> **EXERCISE INSTRUCTIONS**
Locate each line of the material that contains "this", then return it.

> **RECORD EXCERPTS**
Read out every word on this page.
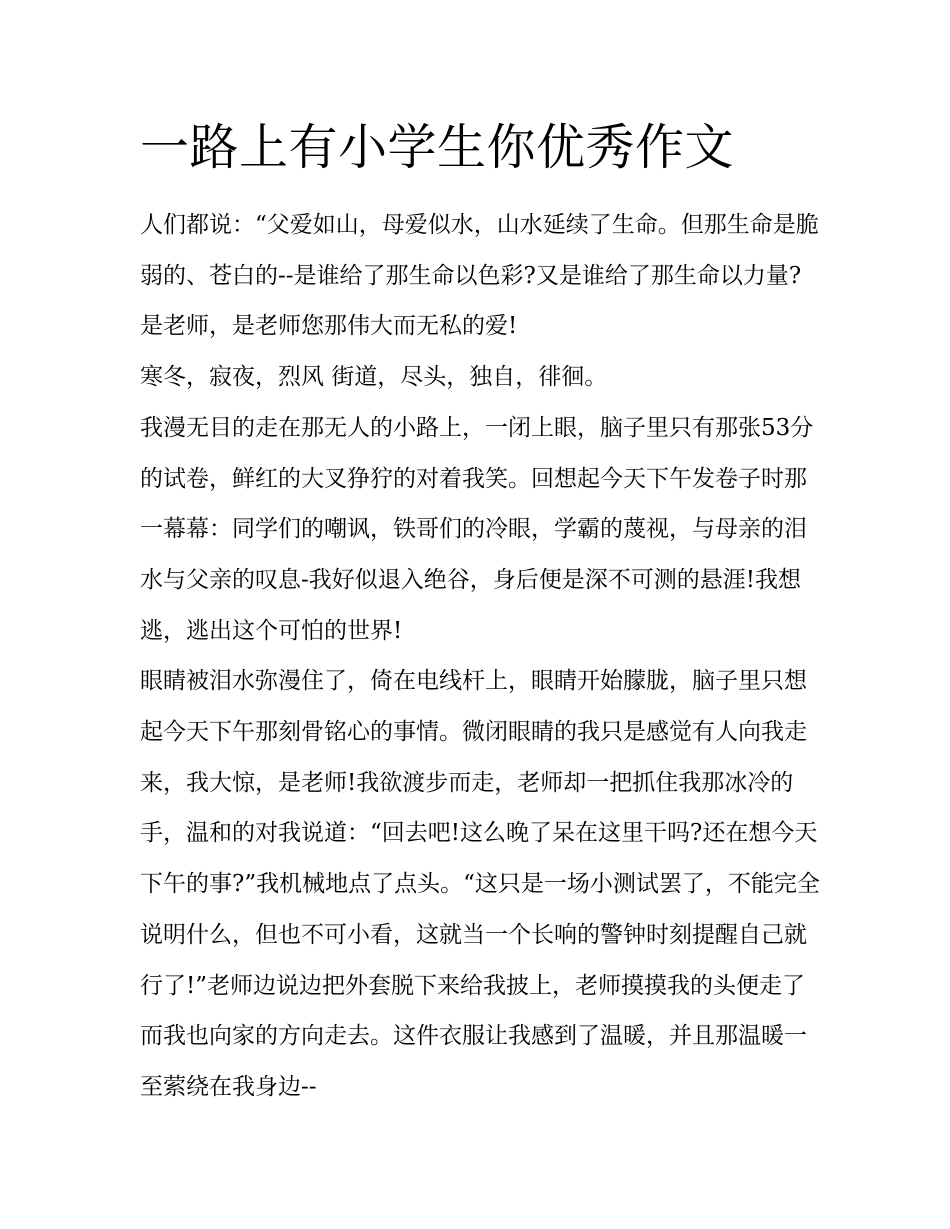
一路上有小学生你优秀作文

人们都说：“父爱如山，母爱似水，山水延续了生命。但那生命是脆弱的、苍白的--是谁给了那生命以色彩?又是谁给了那生命以力量?是老师，是老师您那伟大而无私的爱!

寒冬，寂夜，烈风 街道，尽头，独自，徘徊。

我漫无目的走在那无人的小路上，一闭上眼，脑子里只有那张53分的试卷，鲜红的大叉狰狞的对着我笑。回想起今天下午发卷子时那一幕幕：同学们的嘲讽，铁哥们的冷眼，学霸的蔑视，与母亲的泪水与父亲的叹息-我好似退入绝谷，身后便是深不可测的悬涯!我想逃，逃出这个可怕的世界!

眼睛被泪水弥漫住了，倚在电线杆上，眼睛开始朦胧，脑子里只想起今天下午那刻骨铭心的事情。微闭眼睛的我只是感觉有人向我走来，我大惊，是老师!我欲渡步而走，老师却一把抓住我那冰冷的手，温和的对我说道：“回去吧!这么晚了呆在这里干吗?还在想今天下午的事?”我机械地点了点头。“这只是一场小测试罢了，不能完全说明什么，但也不可小看，这就当一个长响的警钟时刻提醒自己就行了!”老师边说边把外套脱下来给我披上，老师摸摸我的头便走了而我也向家的方向走去。这件衣服让我感到了温暖，并且那温暖一至萦绕在我身边--
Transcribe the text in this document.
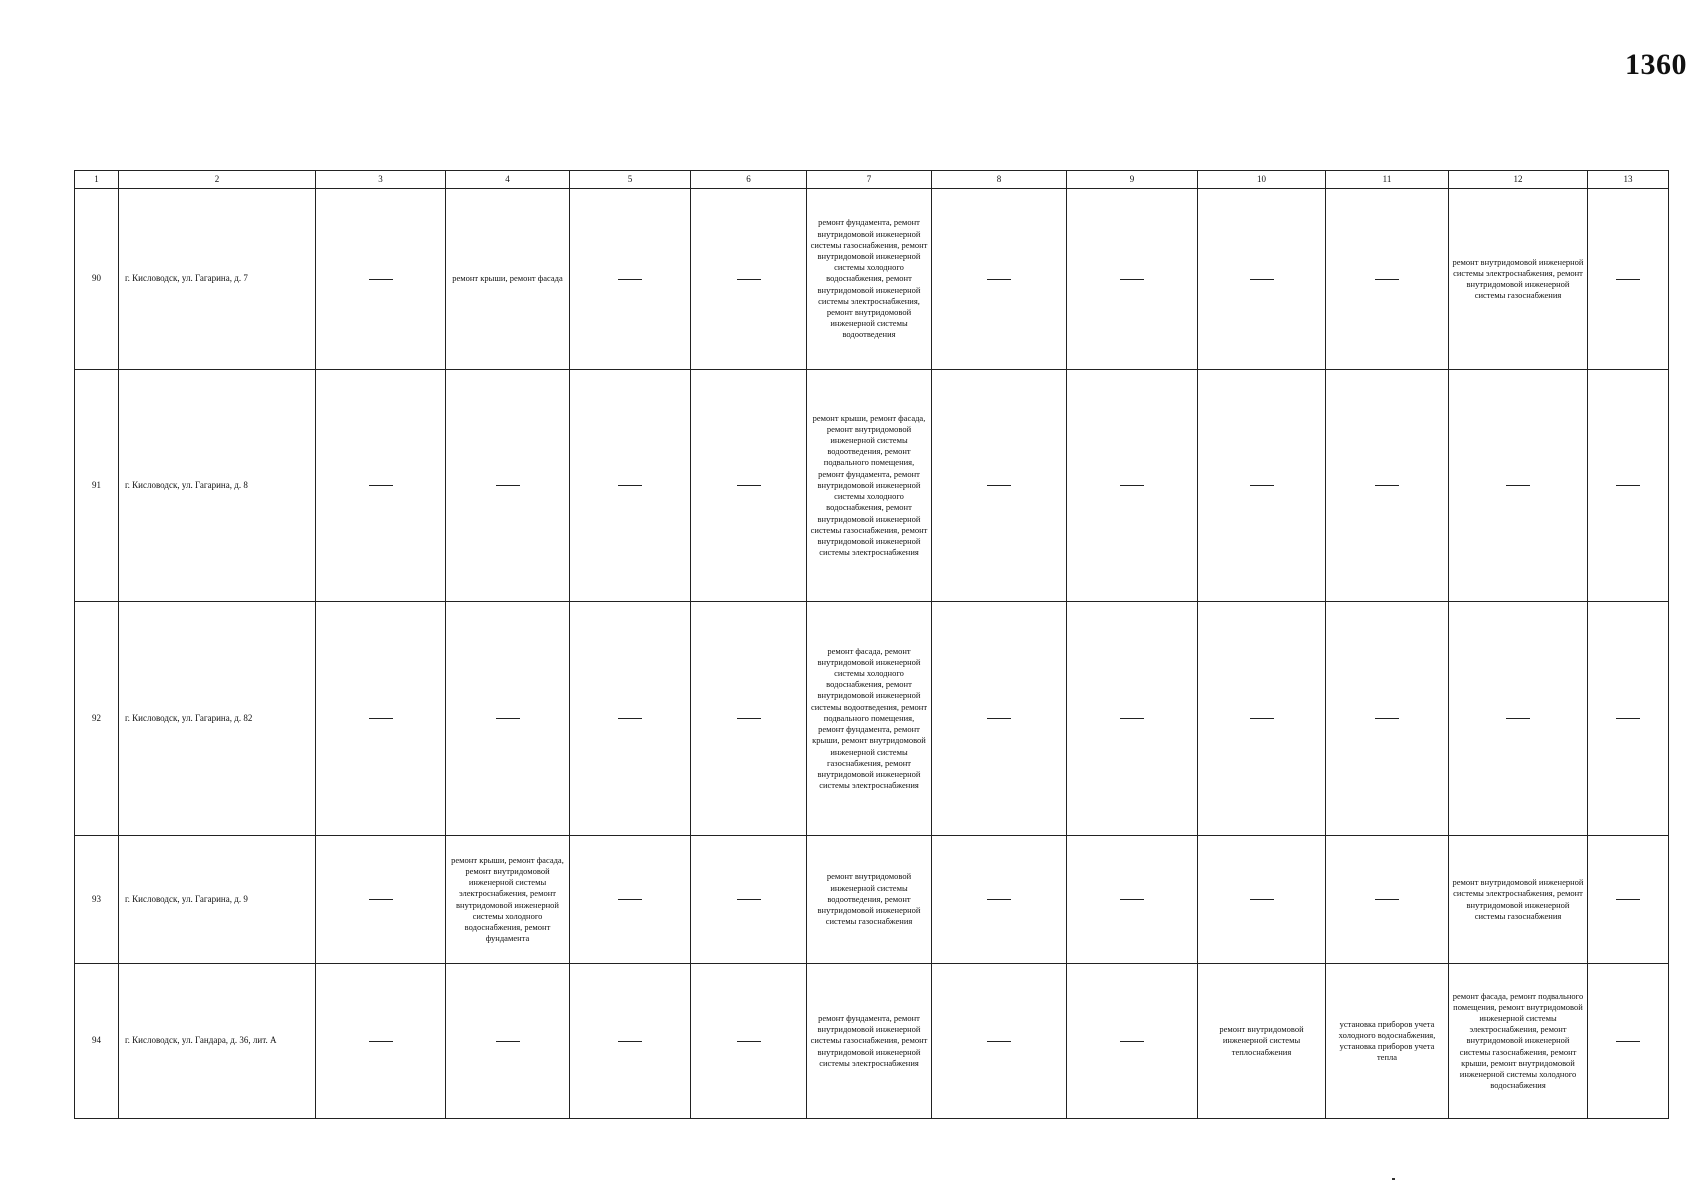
1360
1	2	3	4	5	6	7	8	9	10	11	12	13
90	г. Кисловодск, ул. Гагарина, д. 7		ремонт крыши, ремонт фасада			ремонт фундамента, ремонт внутридомовой инженерной системы газоснабжения, ремонт внутридомовой инженерной системы холодного водоснабжения, ремонт внутридомовой инженерной системы электроснабжения, ремонт внутридомовой инженерной системы водоотведения					ремонт внутридомовой инженерной системы электроснабжения, ремонт внутридомовой инженерной системы газоснабжения	
91	г. Кисловодск, ул. Гагарина, д. 8					ремонт крыши, ремонт фасада, ремонт внутридомовой инженерной системы водоотведения, ремонт подвального помещения, ремонт фундамента, ремонт внутридомовой инженерной системы холодного водоснабжения, ремонт внутридомовой инженерной системы газоснабжения, ремонт внутридомовой инженерной системы электроснабжения						
92	г. Кисловодск, ул. Гагарина, д. 82					ремонт фасада, ремонт внутридомовой инженерной системы холодного водоснабжения, ремонт внутридомовой инженерной системы водоотведения, ремонт подвального помещения, ремонт фундамента, ремонт крыши, ремонт внутридомовой инженерной системы газоснабжения, ремонт внутридомовой инженерной системы электроснабжения						
93	г. Кисловодск, ул. Гагарина, д. 9		ремонт крыши, ремонт фасада, ремонт внутридомовой инженерной системы электроснабжения, ремонт внутридомовой инженерной системы холодного водоснабжения, ремонт фундамента			ремонт внутридомовой инженерной системы водоотведения, ремонт внутридомовой инженерной системы газоснабжения					ремонт внутридомовой инженерной системы электроснабжения, ремонт внутридомовой инженерной системы газоснабжения	
94	г. Кисловодск, ул. Гандара, д. 36, лит. А					ремонт фундамента, ремонт внутридомовой инженерной системы газоснабжения, ремонт внутридомовой инженерной системы электроснабжения			ремонт внутридомовой инженерной системы теплоснабжения	установка приборов учета холодного водоснабжения, установка приборов учета тепла	ремонт фасада, ремонт подвального помещения, ремонт внутридомовой инженерной системы электроснабжения, ремонт внутридомовой инженерной системы газоснабжения, ремонт крыши, ремонт внутридомовой инженерной системы холодного водоснабжения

> **RESPONSE**
Read out every word on this page.
Transcribe the text in this document.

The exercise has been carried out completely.